= Records =
# # # #

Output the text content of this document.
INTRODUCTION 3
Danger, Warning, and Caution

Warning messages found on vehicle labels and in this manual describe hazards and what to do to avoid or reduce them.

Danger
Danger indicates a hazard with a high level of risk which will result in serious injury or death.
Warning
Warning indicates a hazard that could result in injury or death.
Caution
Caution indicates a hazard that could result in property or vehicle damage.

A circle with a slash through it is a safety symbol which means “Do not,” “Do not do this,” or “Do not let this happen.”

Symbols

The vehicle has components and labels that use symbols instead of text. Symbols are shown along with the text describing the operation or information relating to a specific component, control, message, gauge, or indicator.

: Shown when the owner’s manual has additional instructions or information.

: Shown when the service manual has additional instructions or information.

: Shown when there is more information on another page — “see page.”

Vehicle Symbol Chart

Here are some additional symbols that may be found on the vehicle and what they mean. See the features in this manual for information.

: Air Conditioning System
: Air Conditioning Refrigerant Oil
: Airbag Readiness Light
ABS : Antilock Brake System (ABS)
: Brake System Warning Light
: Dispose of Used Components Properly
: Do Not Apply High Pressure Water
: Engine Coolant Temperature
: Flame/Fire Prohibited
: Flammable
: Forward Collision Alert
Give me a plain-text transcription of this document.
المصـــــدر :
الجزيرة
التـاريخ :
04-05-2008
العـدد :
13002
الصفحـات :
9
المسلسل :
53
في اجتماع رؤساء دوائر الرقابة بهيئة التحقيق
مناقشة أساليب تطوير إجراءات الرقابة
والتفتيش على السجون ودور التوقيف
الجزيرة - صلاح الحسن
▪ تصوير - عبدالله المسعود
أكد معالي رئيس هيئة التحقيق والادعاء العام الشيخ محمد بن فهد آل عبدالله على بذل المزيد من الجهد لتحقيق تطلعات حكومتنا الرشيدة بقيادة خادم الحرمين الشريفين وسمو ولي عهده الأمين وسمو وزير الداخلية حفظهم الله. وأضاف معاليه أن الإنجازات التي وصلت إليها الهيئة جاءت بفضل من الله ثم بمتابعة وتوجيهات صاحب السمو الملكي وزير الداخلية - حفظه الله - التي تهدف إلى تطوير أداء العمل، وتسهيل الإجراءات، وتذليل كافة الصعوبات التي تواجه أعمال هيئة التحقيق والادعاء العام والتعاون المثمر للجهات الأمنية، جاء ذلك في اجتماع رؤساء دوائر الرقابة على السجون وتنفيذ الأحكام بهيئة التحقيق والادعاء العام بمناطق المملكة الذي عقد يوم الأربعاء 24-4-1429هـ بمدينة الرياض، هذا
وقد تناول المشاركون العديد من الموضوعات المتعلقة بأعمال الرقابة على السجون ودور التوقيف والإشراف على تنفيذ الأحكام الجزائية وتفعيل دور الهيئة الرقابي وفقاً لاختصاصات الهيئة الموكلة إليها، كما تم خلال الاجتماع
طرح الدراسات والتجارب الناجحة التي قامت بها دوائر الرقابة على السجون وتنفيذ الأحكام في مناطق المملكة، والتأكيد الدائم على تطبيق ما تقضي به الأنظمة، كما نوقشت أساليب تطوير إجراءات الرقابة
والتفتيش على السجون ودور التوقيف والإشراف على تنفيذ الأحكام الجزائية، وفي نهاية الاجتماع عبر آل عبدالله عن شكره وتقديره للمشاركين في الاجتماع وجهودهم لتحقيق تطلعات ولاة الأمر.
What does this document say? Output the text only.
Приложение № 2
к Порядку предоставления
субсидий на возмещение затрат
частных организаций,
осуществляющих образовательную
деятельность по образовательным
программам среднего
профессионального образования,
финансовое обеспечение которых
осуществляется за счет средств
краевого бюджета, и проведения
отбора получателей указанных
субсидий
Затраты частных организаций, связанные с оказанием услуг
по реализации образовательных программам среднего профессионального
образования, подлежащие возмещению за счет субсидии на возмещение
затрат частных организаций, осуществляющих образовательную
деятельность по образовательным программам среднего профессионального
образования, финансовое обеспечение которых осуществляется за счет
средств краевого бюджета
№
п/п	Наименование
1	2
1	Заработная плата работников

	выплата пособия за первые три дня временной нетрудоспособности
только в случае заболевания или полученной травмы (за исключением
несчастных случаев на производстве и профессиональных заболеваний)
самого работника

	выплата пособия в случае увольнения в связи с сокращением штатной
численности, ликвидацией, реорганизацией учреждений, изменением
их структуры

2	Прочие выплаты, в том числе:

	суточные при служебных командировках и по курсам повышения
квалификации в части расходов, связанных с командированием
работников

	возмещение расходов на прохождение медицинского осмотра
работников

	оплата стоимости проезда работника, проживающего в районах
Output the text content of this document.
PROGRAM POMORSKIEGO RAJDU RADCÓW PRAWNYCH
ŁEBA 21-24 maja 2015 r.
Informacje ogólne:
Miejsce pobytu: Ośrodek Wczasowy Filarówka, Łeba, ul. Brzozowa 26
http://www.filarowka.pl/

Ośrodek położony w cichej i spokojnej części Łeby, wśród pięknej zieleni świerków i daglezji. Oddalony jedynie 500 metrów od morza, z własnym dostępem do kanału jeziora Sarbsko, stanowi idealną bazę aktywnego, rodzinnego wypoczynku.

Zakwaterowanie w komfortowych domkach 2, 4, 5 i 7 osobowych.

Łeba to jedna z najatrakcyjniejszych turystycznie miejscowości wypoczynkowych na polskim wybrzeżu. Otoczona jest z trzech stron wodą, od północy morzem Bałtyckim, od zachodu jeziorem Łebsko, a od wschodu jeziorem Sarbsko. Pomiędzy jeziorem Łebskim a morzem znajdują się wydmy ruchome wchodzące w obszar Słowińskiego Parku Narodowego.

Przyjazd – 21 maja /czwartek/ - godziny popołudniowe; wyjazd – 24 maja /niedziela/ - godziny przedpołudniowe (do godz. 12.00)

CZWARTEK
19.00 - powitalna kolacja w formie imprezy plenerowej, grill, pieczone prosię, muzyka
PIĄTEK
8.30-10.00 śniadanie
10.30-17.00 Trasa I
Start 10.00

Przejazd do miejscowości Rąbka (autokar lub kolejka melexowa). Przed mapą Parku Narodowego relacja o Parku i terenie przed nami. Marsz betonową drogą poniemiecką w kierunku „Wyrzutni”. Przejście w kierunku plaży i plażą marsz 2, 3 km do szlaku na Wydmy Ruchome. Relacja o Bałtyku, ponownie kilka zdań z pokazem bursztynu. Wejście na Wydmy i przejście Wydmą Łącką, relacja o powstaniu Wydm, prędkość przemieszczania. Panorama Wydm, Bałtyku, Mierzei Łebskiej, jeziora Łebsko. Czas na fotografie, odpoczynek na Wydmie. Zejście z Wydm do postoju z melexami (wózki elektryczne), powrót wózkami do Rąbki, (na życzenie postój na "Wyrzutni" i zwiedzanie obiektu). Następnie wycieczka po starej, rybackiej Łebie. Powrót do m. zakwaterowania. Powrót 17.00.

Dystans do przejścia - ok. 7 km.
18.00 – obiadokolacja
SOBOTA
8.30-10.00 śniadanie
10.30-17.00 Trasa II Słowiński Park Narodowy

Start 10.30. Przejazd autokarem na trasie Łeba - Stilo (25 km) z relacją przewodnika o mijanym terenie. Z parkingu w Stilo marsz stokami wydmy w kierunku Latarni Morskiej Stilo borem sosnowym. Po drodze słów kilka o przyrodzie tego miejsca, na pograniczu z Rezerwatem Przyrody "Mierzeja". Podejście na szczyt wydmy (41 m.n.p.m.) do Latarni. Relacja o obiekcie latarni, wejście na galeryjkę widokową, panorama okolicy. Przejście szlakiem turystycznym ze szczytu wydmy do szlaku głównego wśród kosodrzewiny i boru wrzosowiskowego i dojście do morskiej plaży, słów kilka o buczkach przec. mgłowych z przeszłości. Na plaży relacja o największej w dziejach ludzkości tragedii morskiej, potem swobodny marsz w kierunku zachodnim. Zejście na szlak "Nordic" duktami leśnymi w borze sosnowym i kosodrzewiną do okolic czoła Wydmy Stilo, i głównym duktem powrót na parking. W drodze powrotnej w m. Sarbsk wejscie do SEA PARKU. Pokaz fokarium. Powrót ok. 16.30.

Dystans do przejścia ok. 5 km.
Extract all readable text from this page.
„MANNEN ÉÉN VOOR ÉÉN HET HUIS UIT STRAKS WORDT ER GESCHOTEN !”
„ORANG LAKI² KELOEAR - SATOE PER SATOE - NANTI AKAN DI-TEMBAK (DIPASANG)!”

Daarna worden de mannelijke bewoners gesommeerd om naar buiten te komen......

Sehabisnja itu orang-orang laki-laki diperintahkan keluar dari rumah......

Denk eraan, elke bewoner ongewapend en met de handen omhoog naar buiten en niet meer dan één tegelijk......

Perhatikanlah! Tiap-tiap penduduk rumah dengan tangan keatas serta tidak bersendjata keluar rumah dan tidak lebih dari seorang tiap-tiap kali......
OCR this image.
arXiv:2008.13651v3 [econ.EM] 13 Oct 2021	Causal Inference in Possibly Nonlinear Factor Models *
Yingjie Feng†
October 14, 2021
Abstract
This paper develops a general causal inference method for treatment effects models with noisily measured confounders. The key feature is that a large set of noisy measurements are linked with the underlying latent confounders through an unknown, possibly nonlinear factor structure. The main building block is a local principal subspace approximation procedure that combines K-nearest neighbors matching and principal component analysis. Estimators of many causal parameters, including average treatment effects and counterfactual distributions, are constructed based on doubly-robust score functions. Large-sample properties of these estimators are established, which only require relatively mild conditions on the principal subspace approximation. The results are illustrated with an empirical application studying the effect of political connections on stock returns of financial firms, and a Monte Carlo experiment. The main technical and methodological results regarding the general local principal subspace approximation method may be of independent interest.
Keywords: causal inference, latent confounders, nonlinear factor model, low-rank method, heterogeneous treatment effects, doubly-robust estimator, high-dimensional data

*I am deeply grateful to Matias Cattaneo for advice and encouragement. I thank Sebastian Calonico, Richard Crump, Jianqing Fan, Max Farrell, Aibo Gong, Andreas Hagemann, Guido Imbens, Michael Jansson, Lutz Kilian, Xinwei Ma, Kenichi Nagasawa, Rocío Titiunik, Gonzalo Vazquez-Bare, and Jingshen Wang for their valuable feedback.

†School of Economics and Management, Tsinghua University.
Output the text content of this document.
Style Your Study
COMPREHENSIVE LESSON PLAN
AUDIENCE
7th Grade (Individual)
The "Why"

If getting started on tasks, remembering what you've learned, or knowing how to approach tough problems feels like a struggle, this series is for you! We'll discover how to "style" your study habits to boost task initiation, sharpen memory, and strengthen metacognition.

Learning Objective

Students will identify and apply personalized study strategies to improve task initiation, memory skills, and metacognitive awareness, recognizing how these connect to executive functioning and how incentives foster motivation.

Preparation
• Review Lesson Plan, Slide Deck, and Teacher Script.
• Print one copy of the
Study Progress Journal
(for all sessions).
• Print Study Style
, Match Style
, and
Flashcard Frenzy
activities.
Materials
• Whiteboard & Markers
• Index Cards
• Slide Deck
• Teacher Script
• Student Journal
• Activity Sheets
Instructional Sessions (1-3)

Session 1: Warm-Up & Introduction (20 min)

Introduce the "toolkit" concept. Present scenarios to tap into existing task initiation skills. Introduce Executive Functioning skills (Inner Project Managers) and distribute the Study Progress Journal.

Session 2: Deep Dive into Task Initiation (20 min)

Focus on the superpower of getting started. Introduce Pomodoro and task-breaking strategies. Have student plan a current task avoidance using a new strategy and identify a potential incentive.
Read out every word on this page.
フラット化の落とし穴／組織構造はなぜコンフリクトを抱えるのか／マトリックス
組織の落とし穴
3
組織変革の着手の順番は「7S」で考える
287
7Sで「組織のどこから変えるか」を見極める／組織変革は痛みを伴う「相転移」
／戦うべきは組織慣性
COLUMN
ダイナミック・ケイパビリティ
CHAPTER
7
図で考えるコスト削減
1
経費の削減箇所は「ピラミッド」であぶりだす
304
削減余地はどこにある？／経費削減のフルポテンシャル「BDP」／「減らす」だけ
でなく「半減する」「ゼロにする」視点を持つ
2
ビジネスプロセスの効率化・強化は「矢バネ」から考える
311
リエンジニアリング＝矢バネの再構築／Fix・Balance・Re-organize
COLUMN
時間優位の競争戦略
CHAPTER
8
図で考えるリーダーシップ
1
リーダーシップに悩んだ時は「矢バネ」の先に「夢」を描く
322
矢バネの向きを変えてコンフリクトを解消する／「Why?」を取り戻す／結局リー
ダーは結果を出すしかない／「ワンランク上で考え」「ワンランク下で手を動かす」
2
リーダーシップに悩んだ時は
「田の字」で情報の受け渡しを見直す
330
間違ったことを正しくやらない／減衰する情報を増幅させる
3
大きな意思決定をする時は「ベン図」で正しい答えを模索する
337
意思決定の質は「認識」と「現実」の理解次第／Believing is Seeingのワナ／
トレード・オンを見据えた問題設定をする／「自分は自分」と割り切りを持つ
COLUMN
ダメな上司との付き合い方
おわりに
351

# # # #

= EXERCISE OBJECTIVE =
Gather each line of the listing that holds the string "образовательным".

= CORRECT OUTPUT =
деятельность по образовательным
деятельность по образовательным программам среднего профессионального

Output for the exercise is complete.